**** READING PASSAGE
Like the Libertarians, DPA officials say the government's so-called war against drugs has driven up the price of illegal narcotics, thus enhancing the profits of terrorist groups who grow and sell them to raise cash.



Blaming nonviolent Americans for terrorism is like blaming beer drinkers for Al Capone's murders, Nadelmann said.



Tony Newman, a spokesman for DPA in its New York office, told WorldNetDaily that the Bush administration's anti-drug policies seemed more aggressive than previous administrations.



I think the new development right now is that the government is coming out and blaming non-violent Americans for supporting terrorism, he said. That's obviously a post-Sept. 11 campaign, but they're basically saying that half of American high school kids are supporting terrorism.



In terms of funding, there hasn't been much difference in the way the government has approached its war on drugs over the past 10-12 years, said DPA's director of national affairs, Bill McColl.



It's really hard to change the numbers in funding, he told WorldNetDaily. The government's efforts are sort of geared toward criminal justice and law enforcement, interdiction and source-country control. So those areas are robustly funded.



However, he said, the Bush administration is re-emphasizing stigma ­ creating a sense that [drug use] should never happen and a clamp on any message other than, 'wrong, wrong, wrong.'



That's what's different from the Clinton administration and even [the first Bush presidency] ­ to maximize stigma, he said.



Tom Riley, communications director for the Office of National Drug Control Policy, told WorldNetDaily his office was actually pleased by the response the government's anti-drug ads were receiving.



What we're trying to do is get an idea out, he said. The whole plan of this campaign, and the way it's been structured, has been to promote discussion and debate this.
********
**** RECORD SET
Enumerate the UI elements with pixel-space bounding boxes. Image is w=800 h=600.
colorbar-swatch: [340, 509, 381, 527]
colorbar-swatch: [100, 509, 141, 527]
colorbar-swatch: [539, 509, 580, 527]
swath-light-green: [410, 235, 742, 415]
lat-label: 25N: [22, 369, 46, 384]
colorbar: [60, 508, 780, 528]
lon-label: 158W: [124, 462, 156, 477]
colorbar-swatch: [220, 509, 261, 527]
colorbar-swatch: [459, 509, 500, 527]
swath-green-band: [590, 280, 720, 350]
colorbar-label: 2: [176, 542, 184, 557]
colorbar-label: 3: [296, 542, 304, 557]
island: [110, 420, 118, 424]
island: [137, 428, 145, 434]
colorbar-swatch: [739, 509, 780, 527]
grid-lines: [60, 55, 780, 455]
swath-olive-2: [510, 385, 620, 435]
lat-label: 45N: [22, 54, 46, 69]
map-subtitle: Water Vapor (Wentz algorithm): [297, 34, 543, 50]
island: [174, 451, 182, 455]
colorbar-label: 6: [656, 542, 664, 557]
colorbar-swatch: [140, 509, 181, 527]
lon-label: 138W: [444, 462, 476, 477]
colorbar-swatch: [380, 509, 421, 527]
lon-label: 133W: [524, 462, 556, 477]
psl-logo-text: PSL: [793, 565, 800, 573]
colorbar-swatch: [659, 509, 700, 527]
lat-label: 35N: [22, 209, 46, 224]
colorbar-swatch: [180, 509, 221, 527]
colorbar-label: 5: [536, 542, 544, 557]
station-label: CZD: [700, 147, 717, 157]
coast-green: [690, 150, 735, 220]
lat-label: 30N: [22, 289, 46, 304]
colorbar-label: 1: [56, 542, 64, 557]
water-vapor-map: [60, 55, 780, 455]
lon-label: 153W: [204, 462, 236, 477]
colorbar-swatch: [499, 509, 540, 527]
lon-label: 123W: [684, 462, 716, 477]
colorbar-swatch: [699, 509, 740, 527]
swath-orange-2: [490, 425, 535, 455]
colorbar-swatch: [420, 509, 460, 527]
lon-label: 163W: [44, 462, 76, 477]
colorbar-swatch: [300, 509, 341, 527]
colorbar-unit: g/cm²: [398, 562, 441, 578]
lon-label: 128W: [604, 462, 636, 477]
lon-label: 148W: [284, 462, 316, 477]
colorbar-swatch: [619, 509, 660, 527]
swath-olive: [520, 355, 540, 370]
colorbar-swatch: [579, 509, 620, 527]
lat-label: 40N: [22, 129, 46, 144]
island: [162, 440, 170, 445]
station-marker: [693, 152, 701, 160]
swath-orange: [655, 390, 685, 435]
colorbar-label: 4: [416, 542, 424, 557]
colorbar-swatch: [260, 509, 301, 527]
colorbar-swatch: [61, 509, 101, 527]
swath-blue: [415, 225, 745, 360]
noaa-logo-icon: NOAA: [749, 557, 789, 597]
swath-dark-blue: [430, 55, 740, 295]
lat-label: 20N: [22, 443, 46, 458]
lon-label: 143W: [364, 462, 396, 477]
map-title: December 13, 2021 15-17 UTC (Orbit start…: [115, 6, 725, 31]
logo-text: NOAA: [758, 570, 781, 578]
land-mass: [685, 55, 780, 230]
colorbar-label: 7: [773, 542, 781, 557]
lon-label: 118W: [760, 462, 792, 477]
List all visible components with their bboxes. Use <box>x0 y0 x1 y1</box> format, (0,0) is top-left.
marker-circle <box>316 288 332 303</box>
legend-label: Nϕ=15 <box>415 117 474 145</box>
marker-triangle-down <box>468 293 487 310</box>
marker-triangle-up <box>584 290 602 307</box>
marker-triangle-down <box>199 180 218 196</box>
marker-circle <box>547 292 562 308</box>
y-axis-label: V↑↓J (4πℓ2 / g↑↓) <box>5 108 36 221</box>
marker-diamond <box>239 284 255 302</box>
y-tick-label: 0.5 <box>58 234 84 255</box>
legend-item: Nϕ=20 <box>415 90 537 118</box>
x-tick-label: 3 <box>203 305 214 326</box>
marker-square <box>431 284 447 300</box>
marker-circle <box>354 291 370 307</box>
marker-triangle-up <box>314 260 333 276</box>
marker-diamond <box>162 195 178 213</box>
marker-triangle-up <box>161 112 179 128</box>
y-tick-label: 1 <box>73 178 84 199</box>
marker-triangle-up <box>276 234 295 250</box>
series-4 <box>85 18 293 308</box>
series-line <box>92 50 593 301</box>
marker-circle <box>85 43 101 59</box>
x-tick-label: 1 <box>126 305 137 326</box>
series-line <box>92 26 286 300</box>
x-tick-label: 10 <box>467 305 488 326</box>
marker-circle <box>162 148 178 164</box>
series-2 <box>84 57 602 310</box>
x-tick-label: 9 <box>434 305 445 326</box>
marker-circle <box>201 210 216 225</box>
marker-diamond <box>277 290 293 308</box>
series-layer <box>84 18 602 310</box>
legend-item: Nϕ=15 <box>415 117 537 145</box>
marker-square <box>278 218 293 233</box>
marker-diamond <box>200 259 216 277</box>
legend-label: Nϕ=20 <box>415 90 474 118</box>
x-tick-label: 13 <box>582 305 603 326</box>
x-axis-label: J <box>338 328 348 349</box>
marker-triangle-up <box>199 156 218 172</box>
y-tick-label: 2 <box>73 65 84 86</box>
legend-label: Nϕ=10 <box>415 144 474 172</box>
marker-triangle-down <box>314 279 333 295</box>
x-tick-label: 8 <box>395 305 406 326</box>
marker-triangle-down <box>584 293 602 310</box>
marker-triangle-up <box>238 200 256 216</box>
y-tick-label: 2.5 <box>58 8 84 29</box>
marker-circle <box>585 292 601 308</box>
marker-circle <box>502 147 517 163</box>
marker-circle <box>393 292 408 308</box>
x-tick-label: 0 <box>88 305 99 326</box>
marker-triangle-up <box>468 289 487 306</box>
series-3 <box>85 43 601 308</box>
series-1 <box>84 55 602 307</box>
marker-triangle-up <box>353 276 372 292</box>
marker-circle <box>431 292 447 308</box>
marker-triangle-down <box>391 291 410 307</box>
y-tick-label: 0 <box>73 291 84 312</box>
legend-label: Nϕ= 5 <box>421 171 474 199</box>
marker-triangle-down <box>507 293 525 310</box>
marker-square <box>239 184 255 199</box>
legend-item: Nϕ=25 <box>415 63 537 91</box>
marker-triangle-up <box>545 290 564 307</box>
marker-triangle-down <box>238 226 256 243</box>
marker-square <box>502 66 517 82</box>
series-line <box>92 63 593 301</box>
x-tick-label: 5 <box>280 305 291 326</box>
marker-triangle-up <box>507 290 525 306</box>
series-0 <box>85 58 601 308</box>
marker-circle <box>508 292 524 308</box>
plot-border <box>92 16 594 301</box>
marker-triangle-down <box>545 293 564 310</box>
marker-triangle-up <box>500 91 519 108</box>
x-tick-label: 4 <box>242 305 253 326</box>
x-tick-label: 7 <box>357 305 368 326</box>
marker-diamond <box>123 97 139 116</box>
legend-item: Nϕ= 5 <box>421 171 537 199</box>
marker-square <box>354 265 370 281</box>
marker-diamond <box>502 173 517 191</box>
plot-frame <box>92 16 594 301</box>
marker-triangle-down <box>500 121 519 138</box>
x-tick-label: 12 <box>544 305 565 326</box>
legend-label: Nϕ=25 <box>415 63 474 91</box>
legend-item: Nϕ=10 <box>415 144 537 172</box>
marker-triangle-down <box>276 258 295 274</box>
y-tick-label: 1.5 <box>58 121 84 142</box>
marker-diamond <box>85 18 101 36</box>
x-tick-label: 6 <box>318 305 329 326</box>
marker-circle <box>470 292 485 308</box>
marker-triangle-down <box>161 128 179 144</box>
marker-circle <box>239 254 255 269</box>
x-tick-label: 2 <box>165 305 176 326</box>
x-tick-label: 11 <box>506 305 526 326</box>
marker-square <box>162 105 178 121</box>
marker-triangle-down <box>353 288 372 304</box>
********
**REQUIRED WORK**
a) In the drug policy article, what position does Tony Newman hold?
b) Explain in one to three sentences why DPA officials in the drug policy article say the government's war against drugs helps terrorist groups.
c) Pick up the drug policy article after its final sentence and continue writing it.

**ANSWERS IN ORDER**
a) He is a spokesman for DPA in its New York office.

b) They say the war against drugs has driven up the price of illegal narcotics. That raises the profits of terrorist groups that grow and sell drugs to raise cash.

c)
By publishing competing ads, the other groups are keeping this discussion going. By far, this is the most talked-about campaign we've [ever] done.



The Libertarian Party, the DPA and others have criticized the administration's decision to air two of its most controversial drug use equals terrorism ads during this year's Super Bowl game in February.



But the two ads, which cost $3.4 million, were some of the most effective anti-drug messages in years, Riley said.



After the Super Bowl and just one showing of those ads, an independent poll showed that over 50 percent of people who saw them could articulate the message in them, he said. Ninety million people watched the Super Bowl, so in essence, about 45 million people could tell you what the ads were about the next day. That's incredibly good penetration.



Riley also denied politics were behind the new campaign.



The first interjection of politics into this was the use of President Bush's image [in the DPA ad], he said. There is lots of bipartisan support on Capitol Hill for the administration's anti-drug and terrorism efforts.



Riley said other recent government-sponsored anti-drug ads were also successful because they provoked more parental involvement in prevention efforts aimed at teen-agers.



Every study in the world says parents are a kid's best prevention method, so we're trying to get them more involved, Riley told WND.



He said the Office of National Drug Control Policy's current media campaign budget of $180 million was first authorized by Congress in 1998.



In testimony before the House Reform Committee's Subcommittee on Criminal Justice, Drug Policy and Human Resources, Walters said the agency's strategy was three-fold: Stopping drug use before it begins, increased drug treatment and disrupting the market.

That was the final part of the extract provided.